──────── DATASET CONTENT
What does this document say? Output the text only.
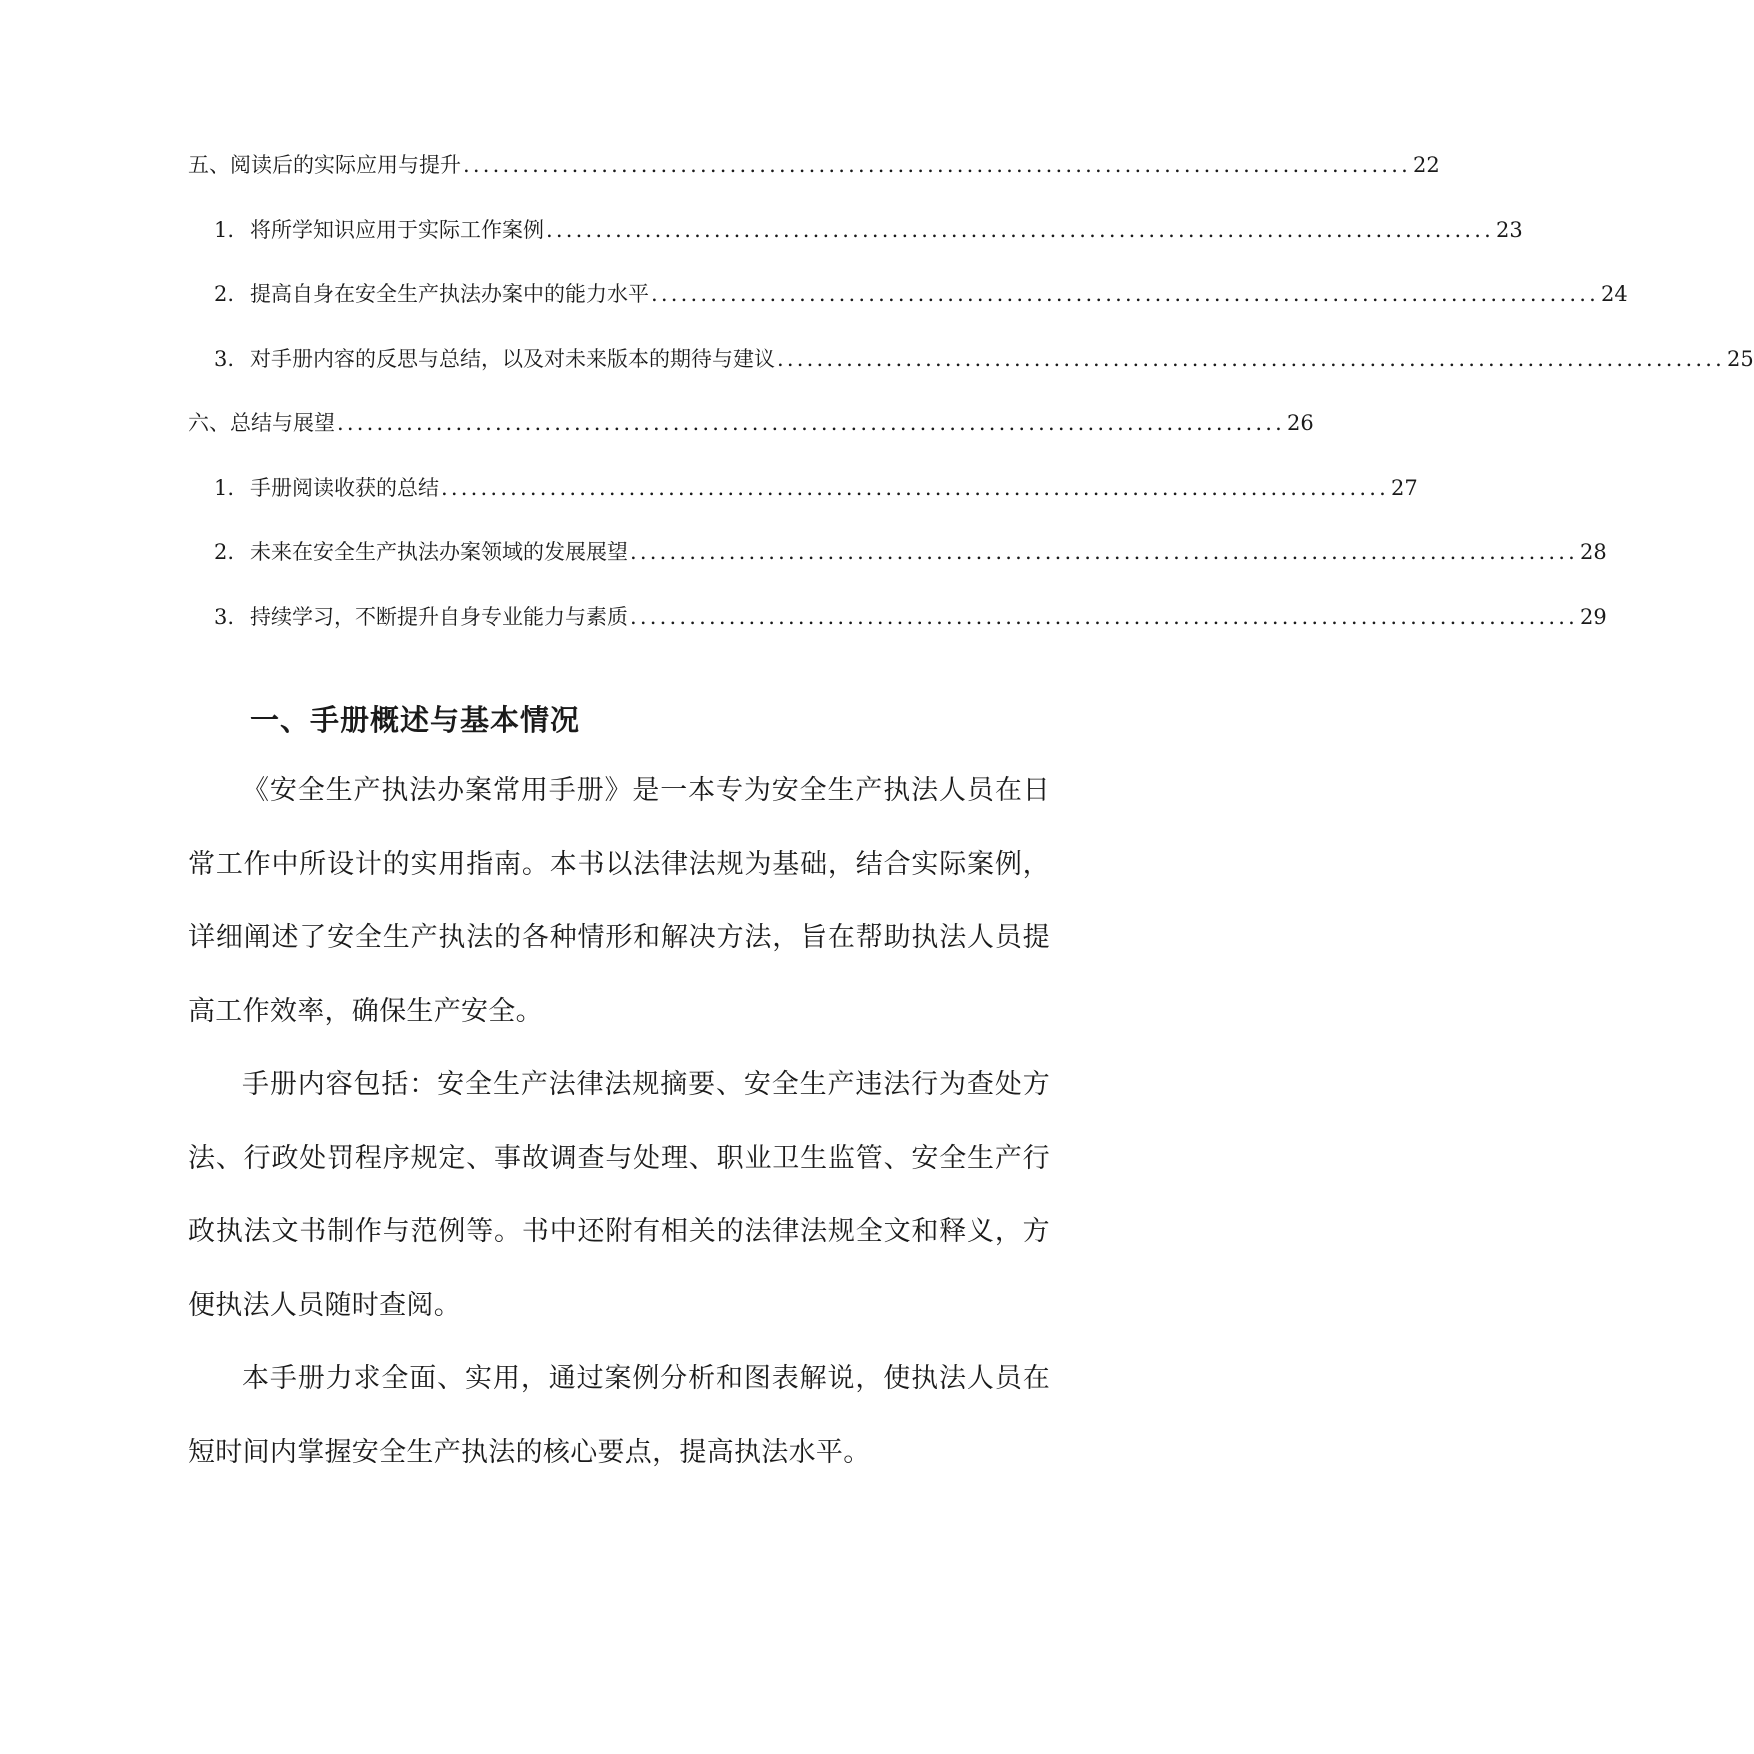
五、阅读后的实际应用与提升 ................................................................................................ 22
1. 将所学知识应用于实际工作案例 ................................................................................................ 23
2. 提高自身在安全生产执法办案中的能力水平 ................................................................................................ 24
3. 对手册内容的反思与总结，以及对未来版本的期待与建议 ................................................................................................ 25
六、总结与展望 ................................................................................................ 26
1. 手册阅读收获的总结 ................................................................................................ 27
2. 未来在安全生产执法办案领域的发展展望 ................................................................................................ 28
3. 持续学习，不断提升自身专业能力与素质 ................................................................................................ 29
一、手册概述与基本情况

《安全生产执法办案常用手册》是一本专为安全生产执法人员在日常工作中所设计的实用指南。本书以法律法规为基础，结合实际案例，详细阐述了安全生产执法的各种情形和解决方法，旨在帮助执法人员提高工作效率，确保生产安全。

手册内容包括：安全生产法律法规摘要、安全生产违法行为查处方法、行政处罚程序规定、事故调查与处理、职业卫生监管、安全生产行政执法文书制作与范例等。书中还附有相关的法律法规全文和释义，方便执法人员随时查阅。

本手册力求全面、实用，通过案例分析和图表解说，使执法人员在短时间内掌握安全生产执法的核心要点，提高执法水平。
────────────────
▶ [GOAL OF THE EXERCISE]:
The pictures should not be reproduced; quote all of the other material exactly.

▶ [EXERCISE RESPONSE]:
What does this document say? Output the text only.
五、阅读后的实际应用与提升 ................................................................................................ 22
1. 将所学知识应用于实际工作案例 ................................................................................................ 23
2. 提高自身在安全生产执法办案中的能力水平 ................................................................................................ 24
3. 对手册内容的反思与总结，以及对未来版本的期待与建议 ................................................................................................ 25
六、总结与展望 ................................................................................................ 26
1. 手册阅读收获的总结 ................................................................................................ 27
2. 未来在安全生产执法办案领域的发展展望 ................................................................................................ 28
3. 持续学习，不断提升自身专业能力与素质 ................................................................................................ 29
一、手册概述与基本情况

《安全生产执法办案常用手册》是一本专为安全生产执法人员在日常工作中所设计的实用指南。本书以法律法规为基础，结合实际案例，详细阐述了安全生产执法的各种情形和解决方法，旨在帮助执法人员提高工作效率，确保生产安全。

手册内容包括：安全生产法律法规摘要、安全生产违法行为查处方法、行政处罚程序规定、事故调查与处理、职业卫生监管、安全生产行政执法文书制作与范例等。书中还附有相关的法律法规全文和释义，方便执法人员随时查阅。

本手册力求全面、实用，通过案例分析和图表解说，使执法人员在短时间内掌握安全生产执法的核心要点，提高执法水平。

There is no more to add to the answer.